Short problem: Go through the records below line by line. Count the lines with "style" and give the count alone.

Provided records:
——————————
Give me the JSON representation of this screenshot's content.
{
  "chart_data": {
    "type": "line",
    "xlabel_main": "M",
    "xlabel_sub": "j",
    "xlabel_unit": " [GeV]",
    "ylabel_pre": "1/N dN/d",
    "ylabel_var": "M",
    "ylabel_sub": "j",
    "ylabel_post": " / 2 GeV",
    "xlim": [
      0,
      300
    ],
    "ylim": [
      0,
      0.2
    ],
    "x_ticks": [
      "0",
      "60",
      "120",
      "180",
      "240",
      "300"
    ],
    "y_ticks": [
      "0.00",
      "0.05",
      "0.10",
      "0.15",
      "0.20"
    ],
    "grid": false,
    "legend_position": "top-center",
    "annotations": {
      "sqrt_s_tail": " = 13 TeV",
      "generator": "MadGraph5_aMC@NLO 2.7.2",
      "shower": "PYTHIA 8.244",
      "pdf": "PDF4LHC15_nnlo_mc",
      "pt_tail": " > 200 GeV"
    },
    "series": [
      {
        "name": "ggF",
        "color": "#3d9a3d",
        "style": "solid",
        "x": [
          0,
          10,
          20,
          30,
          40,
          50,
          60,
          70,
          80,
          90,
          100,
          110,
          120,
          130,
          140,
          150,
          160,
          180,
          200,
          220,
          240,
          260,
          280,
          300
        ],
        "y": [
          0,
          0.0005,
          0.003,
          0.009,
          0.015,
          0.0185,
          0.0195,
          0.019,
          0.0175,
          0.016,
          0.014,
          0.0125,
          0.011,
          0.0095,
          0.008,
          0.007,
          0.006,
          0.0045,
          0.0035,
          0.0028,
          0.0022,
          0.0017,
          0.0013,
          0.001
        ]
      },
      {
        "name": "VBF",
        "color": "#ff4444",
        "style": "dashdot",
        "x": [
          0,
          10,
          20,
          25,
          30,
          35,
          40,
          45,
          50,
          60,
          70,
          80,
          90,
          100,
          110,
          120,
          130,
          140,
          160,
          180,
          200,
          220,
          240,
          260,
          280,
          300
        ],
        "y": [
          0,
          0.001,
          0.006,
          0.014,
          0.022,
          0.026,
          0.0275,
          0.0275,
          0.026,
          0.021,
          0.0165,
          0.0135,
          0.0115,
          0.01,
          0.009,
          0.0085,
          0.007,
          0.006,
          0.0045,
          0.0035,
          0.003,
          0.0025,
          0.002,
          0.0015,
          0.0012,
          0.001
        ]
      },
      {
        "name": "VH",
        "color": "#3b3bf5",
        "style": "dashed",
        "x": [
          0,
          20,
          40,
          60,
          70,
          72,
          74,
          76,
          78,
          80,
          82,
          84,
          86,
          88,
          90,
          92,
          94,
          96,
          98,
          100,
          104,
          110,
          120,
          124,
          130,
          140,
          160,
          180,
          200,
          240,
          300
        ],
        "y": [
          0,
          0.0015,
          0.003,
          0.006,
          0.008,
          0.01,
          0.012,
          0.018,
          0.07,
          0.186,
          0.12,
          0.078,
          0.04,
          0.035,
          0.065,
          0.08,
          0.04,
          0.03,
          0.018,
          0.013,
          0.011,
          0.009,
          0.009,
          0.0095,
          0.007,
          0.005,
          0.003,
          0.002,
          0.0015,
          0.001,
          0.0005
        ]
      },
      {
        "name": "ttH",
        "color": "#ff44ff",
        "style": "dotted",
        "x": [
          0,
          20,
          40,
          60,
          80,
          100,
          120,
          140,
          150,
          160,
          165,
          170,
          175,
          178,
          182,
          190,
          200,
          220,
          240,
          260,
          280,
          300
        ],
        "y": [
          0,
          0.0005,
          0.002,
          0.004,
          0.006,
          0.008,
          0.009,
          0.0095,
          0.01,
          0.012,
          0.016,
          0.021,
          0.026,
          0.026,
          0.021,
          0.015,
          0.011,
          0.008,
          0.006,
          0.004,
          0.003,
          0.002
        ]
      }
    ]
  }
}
——————————
Response to this task: 4